• Given request: Please print every record below exactly as it appears.

• Given data:
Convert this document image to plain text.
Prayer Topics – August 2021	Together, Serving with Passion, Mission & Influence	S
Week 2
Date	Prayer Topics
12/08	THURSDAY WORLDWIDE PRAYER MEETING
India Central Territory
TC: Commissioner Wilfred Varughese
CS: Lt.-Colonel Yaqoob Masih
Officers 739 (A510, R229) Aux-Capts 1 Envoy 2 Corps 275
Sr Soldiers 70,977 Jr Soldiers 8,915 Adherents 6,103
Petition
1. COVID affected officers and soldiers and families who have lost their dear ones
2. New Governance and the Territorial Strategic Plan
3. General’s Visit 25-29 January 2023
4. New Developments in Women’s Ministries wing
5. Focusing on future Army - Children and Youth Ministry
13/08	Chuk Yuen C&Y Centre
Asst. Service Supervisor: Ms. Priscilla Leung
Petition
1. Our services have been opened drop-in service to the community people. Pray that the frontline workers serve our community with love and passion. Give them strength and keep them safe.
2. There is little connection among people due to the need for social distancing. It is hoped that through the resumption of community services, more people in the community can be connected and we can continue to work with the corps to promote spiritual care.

• The response:
Convert this document image to plain text.
Prayer Topics – August 2021	Together, Serving with Passion, Mission & Influence	S
Week 2
Date	Prayer Topics
12/08	THURSDAY WORLDWIDE PRAYER MEETING
India Central Territory
TC: Commissioner Wilfred Varughese
CS: Lt.-Colonel Yaqoob Masih
Officers 739 (A510, R229) Aux-Capts 1 Envoy 2 Corps 275
Sr Soldiers 70,977 Jr Soldiers 8,915 Adherents 6,103
Petition
1. COVID affected officers and soldiers and families who have lost their dear ones
2. New Governance and the Territorial Strategic Plan
3. General’s Visit 25-29 January 2023
4. New Developments in Women’s Ministries wing
5. Focusing on future Army - Children and Youth Ministry
13/08	Chuk Yuen C&Y Centre
Asst. Service Supervisor: Ms. Priscilla Leung
Petition
1. Our services have been opened drop-in service to the community people. Pray that the frontline workers serve our community with love and passion. Give them strength and keep them safe.
2. There is little connection among people due to the need for social distancing. It is hoped that through the resumption of community services, more people in the community can be connected and we can continue to work with the corps to promote spiritual care.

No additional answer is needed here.